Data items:
————

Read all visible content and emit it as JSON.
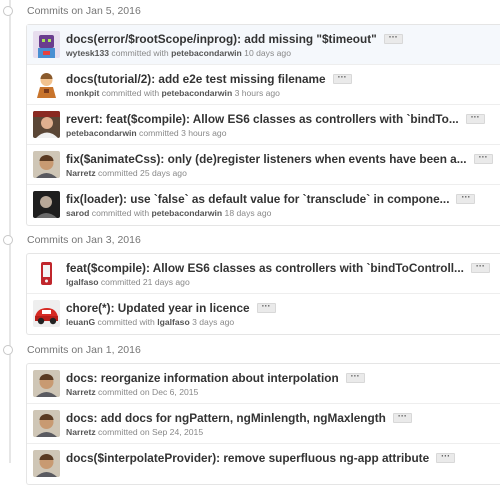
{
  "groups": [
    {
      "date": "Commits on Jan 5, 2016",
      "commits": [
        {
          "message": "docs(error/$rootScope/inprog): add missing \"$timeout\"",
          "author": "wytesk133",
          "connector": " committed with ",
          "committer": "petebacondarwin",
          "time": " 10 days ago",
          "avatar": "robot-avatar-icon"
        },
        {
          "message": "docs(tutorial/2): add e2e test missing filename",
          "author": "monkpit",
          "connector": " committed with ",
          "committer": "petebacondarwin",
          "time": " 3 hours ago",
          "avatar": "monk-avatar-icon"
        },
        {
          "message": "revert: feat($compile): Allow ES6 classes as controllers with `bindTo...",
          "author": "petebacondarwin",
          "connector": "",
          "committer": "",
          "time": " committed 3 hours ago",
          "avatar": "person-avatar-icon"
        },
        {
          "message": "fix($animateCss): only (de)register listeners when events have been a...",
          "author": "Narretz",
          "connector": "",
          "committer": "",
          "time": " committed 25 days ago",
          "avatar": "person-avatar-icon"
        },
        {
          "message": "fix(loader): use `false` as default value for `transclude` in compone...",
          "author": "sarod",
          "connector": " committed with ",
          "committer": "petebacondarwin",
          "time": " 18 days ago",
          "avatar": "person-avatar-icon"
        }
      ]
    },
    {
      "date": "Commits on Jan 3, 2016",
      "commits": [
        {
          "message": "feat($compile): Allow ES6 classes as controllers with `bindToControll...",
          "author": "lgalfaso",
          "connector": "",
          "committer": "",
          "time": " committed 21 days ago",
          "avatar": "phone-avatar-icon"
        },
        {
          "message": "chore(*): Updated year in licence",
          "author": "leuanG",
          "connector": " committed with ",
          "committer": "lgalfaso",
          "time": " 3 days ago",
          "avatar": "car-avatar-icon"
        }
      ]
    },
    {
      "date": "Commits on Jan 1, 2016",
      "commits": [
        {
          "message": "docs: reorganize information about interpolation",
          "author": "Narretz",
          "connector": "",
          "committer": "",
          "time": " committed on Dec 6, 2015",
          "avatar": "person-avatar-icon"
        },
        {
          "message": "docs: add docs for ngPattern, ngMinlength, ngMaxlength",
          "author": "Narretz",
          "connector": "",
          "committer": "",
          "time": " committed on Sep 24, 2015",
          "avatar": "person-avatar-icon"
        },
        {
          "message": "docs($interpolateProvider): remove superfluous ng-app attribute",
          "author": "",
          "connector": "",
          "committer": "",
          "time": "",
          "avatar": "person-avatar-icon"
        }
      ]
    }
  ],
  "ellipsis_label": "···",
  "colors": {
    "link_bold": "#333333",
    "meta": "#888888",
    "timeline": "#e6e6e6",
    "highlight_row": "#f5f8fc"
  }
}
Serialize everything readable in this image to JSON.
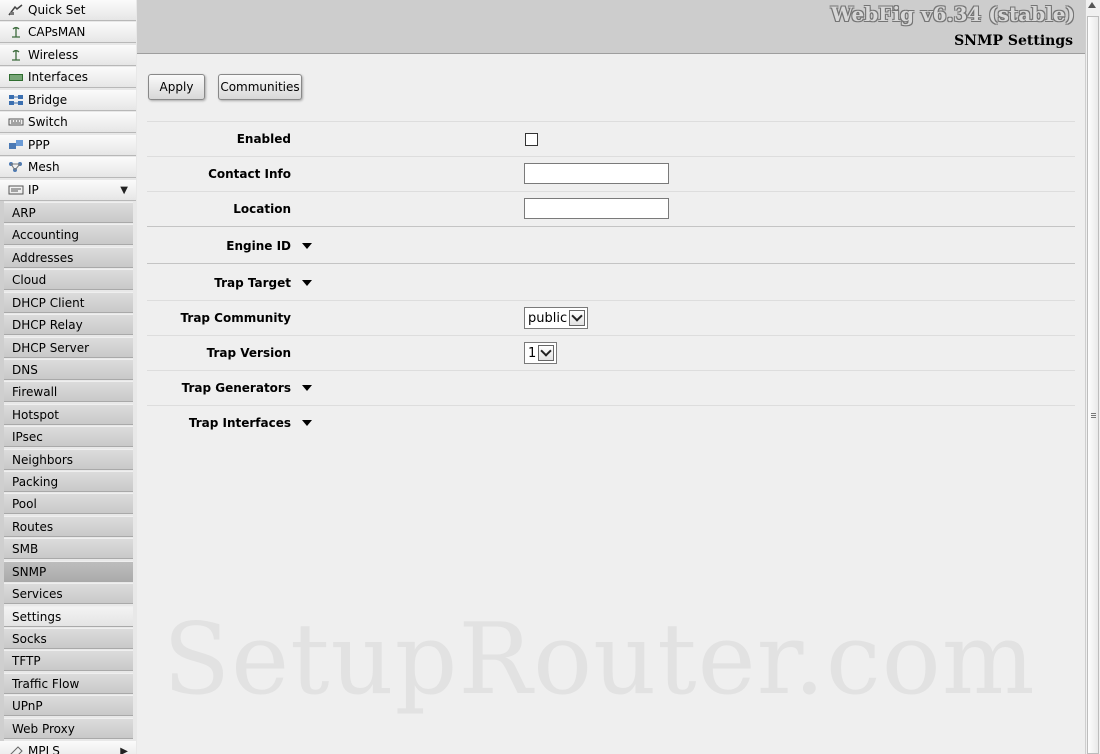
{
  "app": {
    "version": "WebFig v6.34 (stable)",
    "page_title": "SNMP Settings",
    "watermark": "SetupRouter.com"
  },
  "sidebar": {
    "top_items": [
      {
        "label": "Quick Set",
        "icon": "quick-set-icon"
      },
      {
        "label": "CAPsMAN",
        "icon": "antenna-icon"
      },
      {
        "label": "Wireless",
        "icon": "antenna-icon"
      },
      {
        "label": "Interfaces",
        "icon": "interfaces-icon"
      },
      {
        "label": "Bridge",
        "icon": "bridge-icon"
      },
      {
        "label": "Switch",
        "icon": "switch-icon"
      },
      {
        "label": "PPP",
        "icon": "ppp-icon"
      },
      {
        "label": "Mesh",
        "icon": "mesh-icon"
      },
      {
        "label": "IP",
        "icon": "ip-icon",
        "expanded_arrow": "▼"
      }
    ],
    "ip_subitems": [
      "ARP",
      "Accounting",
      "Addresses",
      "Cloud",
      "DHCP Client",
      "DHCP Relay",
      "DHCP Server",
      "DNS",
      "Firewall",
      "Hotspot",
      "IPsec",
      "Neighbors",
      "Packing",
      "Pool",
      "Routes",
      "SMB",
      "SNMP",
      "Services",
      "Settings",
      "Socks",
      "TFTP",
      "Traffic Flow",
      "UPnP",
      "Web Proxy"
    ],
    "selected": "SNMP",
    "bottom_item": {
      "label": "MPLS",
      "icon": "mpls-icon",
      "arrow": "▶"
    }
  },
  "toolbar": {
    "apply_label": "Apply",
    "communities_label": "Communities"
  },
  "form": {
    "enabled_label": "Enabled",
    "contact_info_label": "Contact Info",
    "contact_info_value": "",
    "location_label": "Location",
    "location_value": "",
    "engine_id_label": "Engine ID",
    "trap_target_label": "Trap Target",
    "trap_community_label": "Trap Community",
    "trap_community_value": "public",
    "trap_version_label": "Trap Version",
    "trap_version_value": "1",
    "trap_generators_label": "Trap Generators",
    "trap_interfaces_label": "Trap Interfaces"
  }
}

————

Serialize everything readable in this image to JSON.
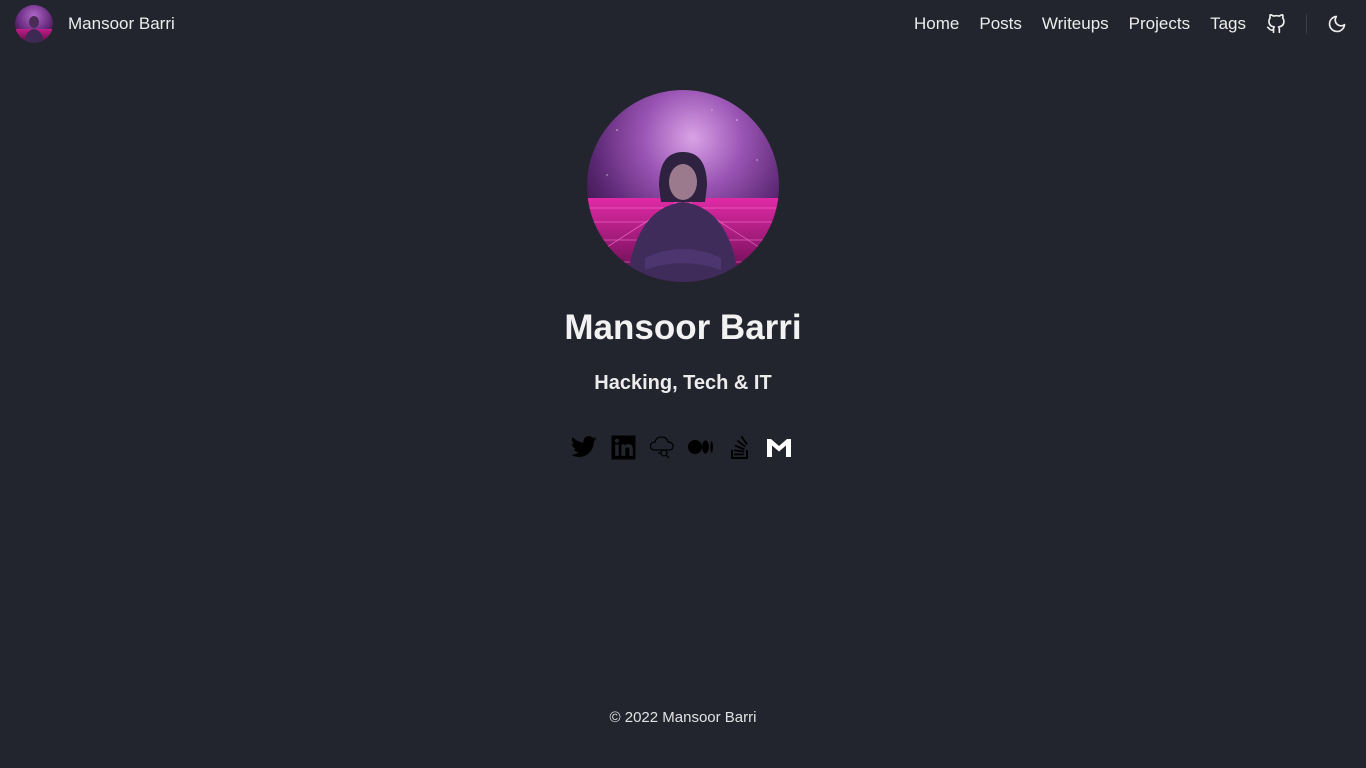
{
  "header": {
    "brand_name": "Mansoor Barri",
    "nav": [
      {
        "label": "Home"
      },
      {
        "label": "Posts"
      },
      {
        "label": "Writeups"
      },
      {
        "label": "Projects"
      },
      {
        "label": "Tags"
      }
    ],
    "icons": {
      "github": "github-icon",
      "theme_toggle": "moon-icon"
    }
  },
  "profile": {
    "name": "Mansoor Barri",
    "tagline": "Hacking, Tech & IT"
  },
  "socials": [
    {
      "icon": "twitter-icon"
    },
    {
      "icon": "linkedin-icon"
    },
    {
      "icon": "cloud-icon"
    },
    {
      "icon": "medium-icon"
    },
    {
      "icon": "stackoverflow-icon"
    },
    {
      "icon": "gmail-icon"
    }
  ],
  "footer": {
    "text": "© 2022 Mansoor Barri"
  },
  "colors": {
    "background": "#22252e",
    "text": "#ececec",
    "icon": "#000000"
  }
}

————

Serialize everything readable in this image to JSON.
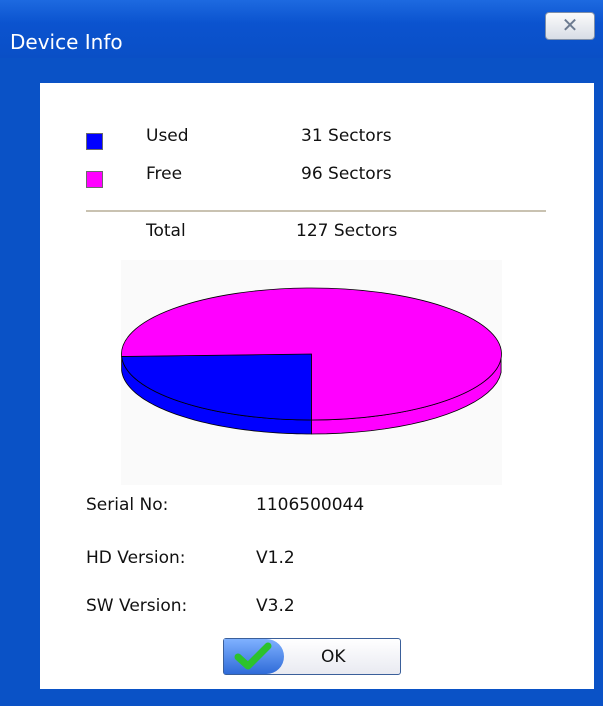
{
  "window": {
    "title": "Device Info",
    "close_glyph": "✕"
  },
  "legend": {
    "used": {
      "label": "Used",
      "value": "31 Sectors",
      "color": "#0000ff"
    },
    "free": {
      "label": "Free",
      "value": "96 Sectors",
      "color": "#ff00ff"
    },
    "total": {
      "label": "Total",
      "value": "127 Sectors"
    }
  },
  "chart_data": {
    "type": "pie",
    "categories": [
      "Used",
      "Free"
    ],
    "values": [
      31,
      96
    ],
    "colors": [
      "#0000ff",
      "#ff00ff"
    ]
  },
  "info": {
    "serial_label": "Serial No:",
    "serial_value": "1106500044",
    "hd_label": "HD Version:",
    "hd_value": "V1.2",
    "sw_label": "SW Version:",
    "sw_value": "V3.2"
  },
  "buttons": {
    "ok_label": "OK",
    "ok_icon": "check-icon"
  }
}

————

Report how many lines in the data contain the word "Mansoor", with no words besides the number.

Finished task: 3